WHAT TO DO >> Here are records with pictures in them. Copy all of them exactly and leave the pictures out.

===== DATA SUPPLIED

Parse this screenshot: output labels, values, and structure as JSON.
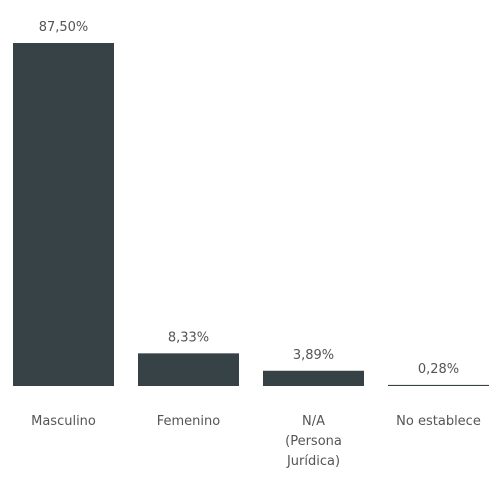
{
  "chart_data": {
    "type": "bar",
    "categories": [
      "Masculino",
      "Femenino",
      "N/A (Persona Jurídica)",
      "No establece"
    ],
    "values": [
      87.5,
      8.33,
      3.89,
      0.28
    ],
    "value_labels": [
      "87,50%",
      "8,33%",
      "3,89%",
      "0,28%"
    ],
    "color": "#374246"
  }
}
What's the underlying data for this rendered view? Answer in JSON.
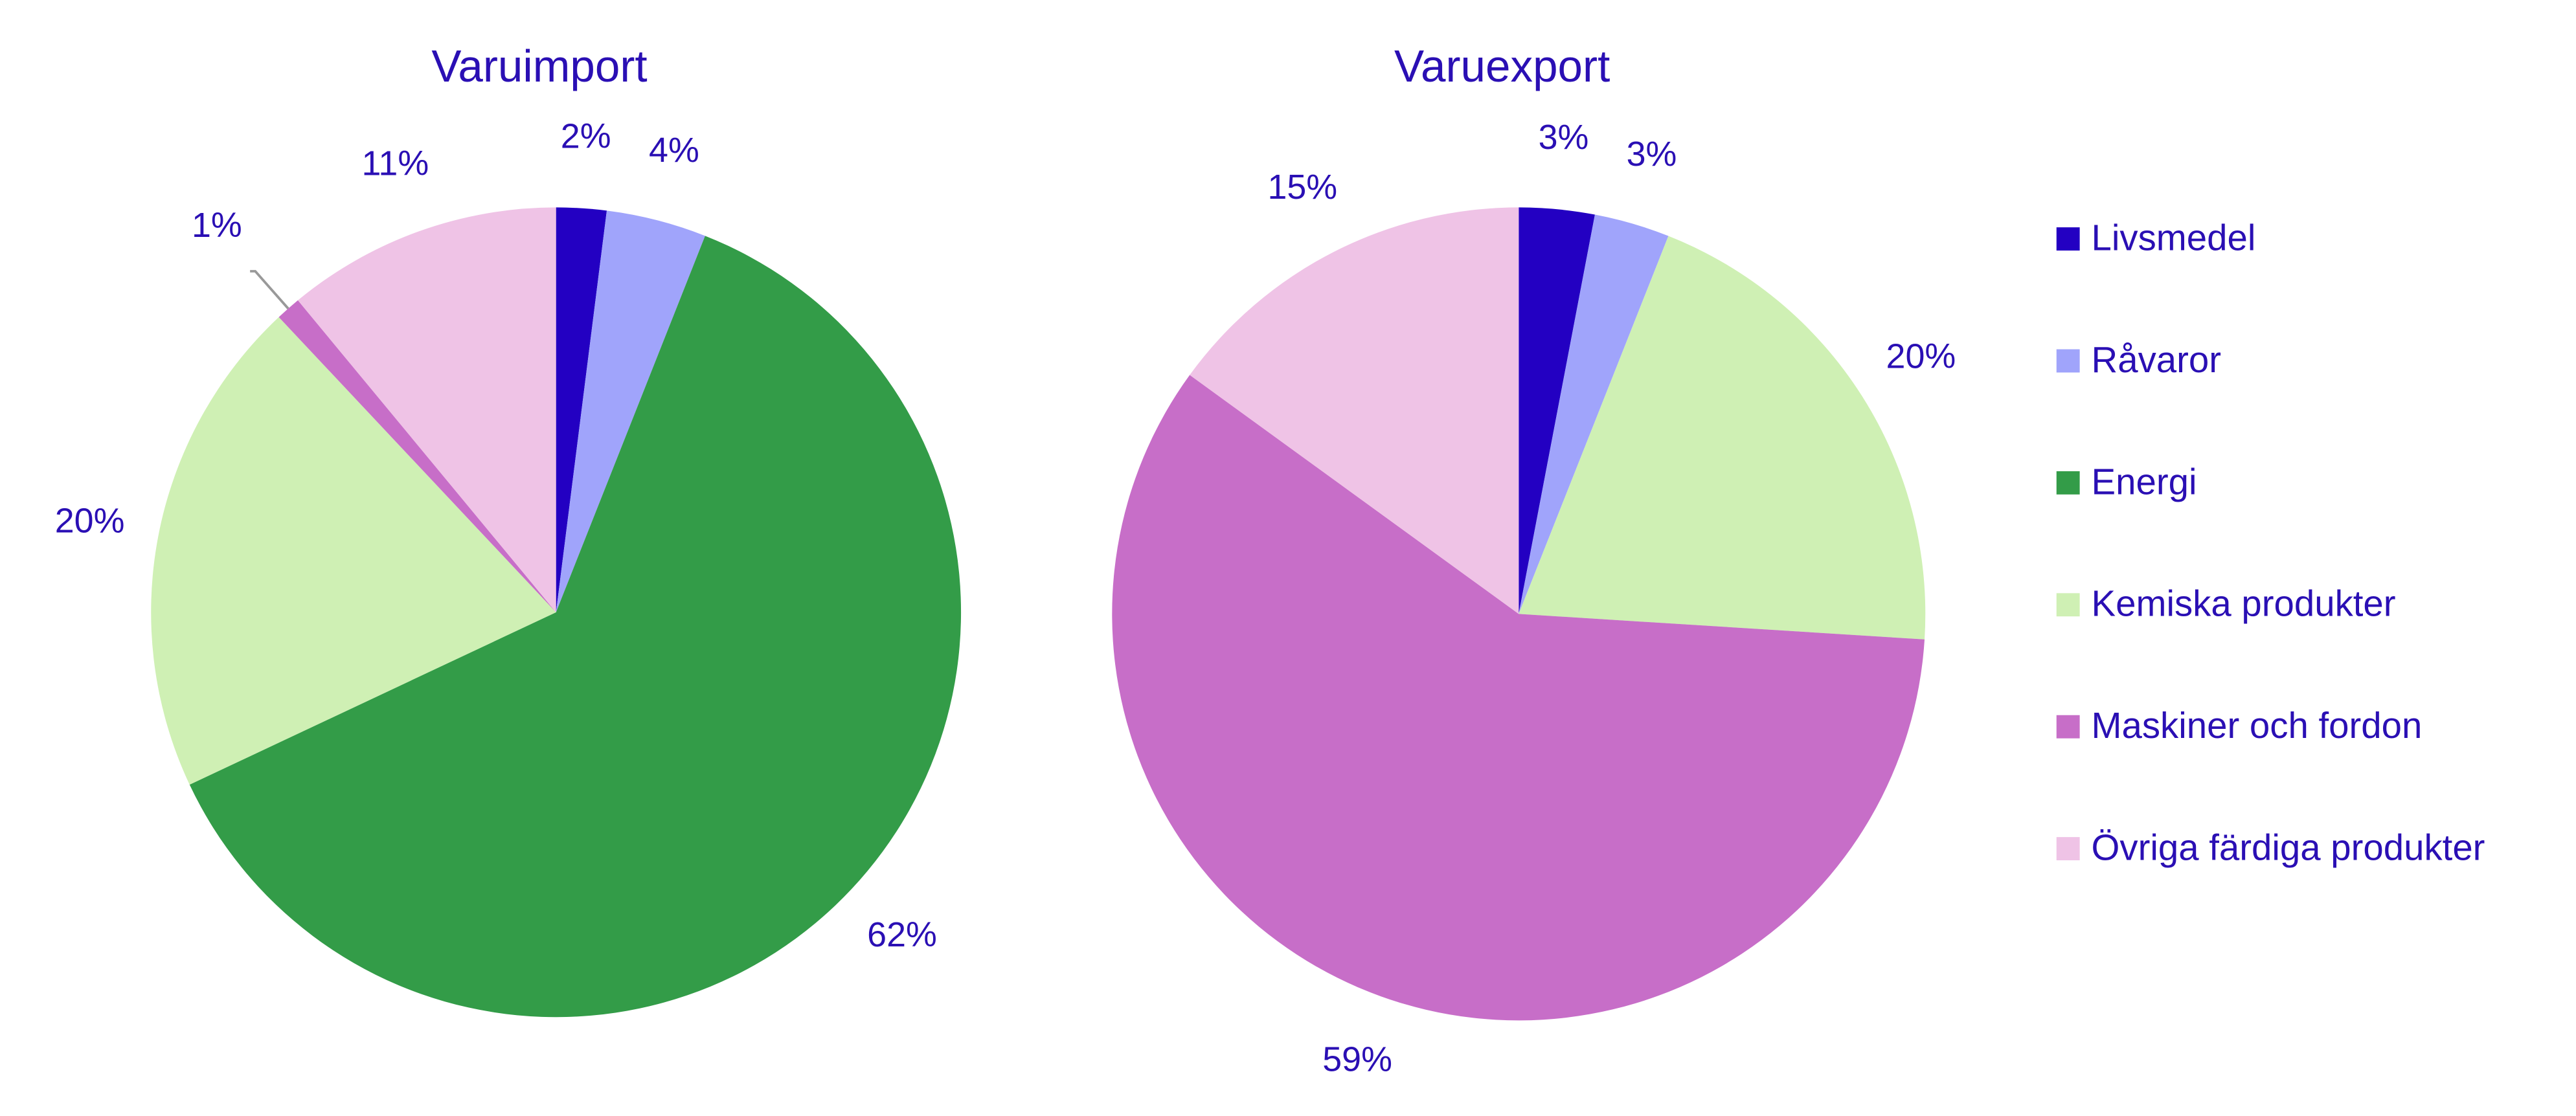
{
  "chart_data": [
    {
      "type": "pie",
      "title": "Varuimport",
      "categories": [
        "Livsmedel",
        "Råvaror",
        "Energi",
        "Kemiska produkter",
        "Maskiner och fordon",
        "Övriga färdiga produkter"
      ],
      "values": [
        2,
        4,
        62,
        20,
        1,
        11
      ],
      "colors": [
        "#2300c2",
        "#a0a4fb",
        "#339c48",
        "#cff0b4",
        "#c76ec8",
        "#efc3e6"
      ]
    },
    {
      "type": "pie",
      "title": "Varuexport",
      "categories": [
        "Livsmedel",
        "Råvaror",
        "Energi",
        "Kemiska produkter",
        "Maskiner och fordon",
        "Övriga färdiga produkter"
      ],
      "values": [
        3,
        3,
        null,
        20,
        59,
        15
      ],
      "colors": [
        "#2300c2",
        "#a0a4fb",
        "#339c48",
        "#cff0b4",
        "#c76ec8",
        "#efc3e6"
      ]
    }
  ]
}
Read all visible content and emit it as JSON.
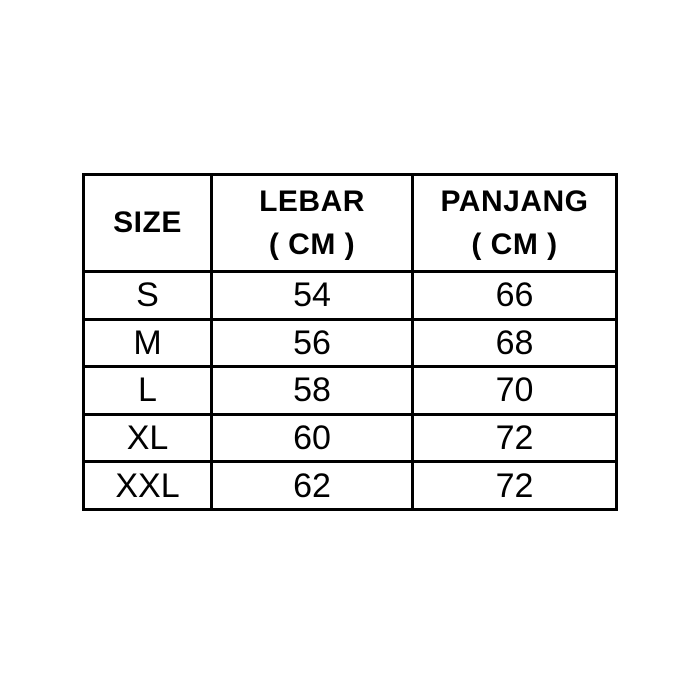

==========

RESULT OF THIS EXERCISE >>
Parse this screenshot: output labels, values, and structure as JSON.
{
  "chart_data": {
    "type": "bar",
    "categories": [
      "Masculino",
      "Femenino",
      "N/A (Persona Jurídica)",
      "No establece"
    ],
    "values": [
      87.5,
      8.33,
      3.89,
      0.28
    ],
    "value_labels": [
      "87,50%",
      "8,33%",
      "3,89%",
      "0,28%"
    ],
    "color": "#374246"
  }
}
What's the underlying data for this rendered view? Answer in JSON.
{
  "chart_data": [
    {
      "type": "pie",
      "title": "Varuimport",
      "categories": [
        "Livsmedel",
        "Råvaror",
        "Energi",
        "Kemiska produkter",
        "Maskiner och fordon",
        "Övriga färdiga produkter"
      ],
      "values": [
        2,
        4,
        62,
        20,
        1,
        11
      ],
      "colors": [
        "#2300c2",
        "#a0a4fb",
        "#339c48",
        "#cff0b4",
        "#c76ec8",
        "#efc3e6"
      ]
    },
    {
      "type": "pie",
      "title": "Varuexport",
      "categories": [
        "Livsmedel",
        "Råvaror",
        "Energi",
        "Kemiska produkter",
        "Maskiner och fordon",
        "Övriga färdiga produkter"
      ],
      "values": [
        3,
        3,
        null,
        20,
        59,
        15
      ],
      "colors": [
        "#2300c2",
        "#a0a4fb",
        "#339c48",
        "#cff0b4",
        "#c76ec8",
        "#efc3e6"
      ]
    }
  ]
}
Read all visible content and emit it as JSON.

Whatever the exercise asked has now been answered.